• **Records for this task**
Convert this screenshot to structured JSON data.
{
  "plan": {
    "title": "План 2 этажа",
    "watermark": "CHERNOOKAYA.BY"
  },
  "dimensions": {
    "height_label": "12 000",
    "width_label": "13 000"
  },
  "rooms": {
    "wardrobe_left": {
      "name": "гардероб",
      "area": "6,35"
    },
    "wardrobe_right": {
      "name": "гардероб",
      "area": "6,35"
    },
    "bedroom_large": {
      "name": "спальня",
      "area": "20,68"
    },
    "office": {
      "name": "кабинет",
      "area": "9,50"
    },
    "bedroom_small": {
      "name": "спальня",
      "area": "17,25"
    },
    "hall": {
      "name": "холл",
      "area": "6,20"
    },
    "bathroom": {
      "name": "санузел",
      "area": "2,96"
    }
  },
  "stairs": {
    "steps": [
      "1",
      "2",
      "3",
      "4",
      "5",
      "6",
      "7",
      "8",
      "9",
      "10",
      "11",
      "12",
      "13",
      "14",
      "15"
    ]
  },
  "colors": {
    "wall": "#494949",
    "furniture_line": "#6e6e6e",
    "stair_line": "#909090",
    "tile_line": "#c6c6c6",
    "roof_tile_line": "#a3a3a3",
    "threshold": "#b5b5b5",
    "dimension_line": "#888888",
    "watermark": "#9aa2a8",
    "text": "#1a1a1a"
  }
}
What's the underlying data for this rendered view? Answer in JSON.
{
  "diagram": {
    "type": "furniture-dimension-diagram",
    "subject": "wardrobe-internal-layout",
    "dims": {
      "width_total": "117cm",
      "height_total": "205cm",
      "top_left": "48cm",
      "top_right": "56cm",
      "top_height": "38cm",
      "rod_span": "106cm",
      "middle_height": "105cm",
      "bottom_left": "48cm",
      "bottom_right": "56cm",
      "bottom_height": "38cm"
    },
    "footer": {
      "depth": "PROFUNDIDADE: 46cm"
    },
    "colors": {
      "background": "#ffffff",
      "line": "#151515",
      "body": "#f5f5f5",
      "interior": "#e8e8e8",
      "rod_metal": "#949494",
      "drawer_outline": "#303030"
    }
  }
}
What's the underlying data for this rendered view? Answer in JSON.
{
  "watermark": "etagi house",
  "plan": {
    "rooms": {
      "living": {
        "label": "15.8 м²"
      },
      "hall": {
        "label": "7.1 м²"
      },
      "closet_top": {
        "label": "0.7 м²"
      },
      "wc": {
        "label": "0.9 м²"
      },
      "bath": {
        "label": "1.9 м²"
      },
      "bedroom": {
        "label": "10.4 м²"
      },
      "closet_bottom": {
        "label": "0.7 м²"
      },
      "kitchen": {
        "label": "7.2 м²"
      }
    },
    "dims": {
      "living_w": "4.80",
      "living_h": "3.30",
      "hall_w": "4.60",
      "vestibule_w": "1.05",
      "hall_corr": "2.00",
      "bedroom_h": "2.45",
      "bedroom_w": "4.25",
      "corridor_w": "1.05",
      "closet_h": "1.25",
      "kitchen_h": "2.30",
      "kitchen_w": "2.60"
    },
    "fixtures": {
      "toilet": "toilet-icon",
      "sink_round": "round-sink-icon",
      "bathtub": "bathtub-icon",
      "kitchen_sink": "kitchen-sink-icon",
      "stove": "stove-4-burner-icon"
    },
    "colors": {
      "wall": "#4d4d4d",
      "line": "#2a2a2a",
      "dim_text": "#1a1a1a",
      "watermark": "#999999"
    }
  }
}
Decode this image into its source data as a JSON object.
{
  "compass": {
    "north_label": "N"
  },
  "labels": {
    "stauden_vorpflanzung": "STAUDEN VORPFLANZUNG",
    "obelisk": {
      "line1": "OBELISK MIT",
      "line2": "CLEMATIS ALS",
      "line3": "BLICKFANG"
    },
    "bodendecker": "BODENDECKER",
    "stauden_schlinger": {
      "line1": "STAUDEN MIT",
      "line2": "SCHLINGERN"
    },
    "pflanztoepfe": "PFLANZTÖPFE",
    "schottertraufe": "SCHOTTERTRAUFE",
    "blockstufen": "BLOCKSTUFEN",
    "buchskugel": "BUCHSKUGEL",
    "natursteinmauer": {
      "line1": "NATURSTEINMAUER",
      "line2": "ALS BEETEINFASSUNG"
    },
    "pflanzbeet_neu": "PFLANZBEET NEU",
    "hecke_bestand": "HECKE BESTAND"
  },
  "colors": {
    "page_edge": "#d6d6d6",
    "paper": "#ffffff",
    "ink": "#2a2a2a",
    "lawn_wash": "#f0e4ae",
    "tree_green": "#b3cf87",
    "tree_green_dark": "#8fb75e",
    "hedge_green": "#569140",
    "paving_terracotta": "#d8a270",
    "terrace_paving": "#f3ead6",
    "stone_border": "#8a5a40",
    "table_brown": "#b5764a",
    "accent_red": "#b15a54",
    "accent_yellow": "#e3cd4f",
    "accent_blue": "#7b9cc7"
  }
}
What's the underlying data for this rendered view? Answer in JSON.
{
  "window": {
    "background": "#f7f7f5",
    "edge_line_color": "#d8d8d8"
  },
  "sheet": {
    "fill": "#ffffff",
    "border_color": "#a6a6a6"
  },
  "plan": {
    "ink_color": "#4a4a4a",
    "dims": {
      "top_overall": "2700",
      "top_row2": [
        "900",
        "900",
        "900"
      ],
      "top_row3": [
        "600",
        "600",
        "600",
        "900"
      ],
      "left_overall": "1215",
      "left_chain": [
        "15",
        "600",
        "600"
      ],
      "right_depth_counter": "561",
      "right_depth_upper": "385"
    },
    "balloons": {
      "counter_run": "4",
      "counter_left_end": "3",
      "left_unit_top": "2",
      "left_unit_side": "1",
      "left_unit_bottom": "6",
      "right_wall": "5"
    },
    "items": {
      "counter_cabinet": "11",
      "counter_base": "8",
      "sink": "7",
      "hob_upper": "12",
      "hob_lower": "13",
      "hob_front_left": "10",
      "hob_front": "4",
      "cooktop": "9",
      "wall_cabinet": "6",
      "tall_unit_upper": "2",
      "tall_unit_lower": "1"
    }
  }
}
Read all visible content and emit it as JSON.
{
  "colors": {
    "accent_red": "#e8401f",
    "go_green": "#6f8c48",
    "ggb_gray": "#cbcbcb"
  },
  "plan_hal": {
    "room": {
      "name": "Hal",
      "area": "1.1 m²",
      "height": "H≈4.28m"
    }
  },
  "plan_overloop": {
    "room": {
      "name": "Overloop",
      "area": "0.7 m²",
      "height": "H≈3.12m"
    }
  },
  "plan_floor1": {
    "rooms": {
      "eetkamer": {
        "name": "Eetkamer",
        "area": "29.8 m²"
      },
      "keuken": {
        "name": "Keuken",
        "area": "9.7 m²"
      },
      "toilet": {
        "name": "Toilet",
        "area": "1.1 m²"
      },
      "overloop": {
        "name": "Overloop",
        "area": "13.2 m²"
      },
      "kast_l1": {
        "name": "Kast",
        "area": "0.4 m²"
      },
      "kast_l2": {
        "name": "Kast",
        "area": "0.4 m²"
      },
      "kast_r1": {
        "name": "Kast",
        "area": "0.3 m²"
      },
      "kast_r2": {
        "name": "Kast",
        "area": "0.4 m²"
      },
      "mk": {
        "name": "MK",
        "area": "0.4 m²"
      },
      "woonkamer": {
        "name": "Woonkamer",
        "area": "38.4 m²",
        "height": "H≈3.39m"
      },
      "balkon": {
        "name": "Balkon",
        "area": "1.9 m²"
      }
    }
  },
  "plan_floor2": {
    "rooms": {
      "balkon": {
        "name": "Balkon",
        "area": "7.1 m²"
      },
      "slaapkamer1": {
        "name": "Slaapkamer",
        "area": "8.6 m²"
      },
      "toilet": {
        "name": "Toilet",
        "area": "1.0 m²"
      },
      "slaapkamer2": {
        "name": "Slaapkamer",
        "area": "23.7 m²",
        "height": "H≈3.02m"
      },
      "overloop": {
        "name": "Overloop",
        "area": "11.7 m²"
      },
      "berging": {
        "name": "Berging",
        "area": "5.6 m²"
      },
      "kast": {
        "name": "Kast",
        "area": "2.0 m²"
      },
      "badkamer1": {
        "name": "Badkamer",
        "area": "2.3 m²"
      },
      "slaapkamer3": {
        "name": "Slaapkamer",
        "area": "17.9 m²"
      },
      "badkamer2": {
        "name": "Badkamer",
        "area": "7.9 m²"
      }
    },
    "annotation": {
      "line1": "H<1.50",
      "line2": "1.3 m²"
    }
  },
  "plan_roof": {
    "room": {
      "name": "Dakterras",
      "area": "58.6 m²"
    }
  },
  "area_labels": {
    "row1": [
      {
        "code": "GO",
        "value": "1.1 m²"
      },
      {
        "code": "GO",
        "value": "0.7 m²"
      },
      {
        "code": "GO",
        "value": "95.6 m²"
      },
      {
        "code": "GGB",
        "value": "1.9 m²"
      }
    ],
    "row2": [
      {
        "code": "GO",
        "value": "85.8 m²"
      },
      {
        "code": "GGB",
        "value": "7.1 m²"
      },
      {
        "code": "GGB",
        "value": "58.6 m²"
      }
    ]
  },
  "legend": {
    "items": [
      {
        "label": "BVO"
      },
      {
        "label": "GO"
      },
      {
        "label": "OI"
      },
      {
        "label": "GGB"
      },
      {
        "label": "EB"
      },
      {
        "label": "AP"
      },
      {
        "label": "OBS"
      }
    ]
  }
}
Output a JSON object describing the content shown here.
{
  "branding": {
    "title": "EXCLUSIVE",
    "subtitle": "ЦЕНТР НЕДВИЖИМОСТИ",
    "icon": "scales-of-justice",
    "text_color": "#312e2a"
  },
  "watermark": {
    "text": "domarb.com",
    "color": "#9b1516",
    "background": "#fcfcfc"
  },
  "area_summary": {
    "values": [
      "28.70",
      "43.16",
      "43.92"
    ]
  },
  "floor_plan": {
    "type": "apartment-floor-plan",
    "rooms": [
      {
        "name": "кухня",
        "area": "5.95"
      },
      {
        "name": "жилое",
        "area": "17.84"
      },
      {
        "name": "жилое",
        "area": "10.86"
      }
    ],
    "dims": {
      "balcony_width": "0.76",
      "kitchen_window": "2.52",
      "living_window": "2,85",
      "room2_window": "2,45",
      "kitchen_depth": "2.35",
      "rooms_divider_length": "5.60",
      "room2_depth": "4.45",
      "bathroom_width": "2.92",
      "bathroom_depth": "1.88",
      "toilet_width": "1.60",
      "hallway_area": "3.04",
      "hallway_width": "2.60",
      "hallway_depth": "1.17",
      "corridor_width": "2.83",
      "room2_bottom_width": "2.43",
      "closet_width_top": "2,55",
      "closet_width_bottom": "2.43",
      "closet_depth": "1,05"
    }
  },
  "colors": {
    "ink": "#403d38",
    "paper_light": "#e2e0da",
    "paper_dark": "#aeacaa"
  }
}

• **Task instructions**
Look through the data and show every line containing "object".

• **Written response**
Decode this image into its source data as a JSON object.
Output a JSON object describing the content shown here.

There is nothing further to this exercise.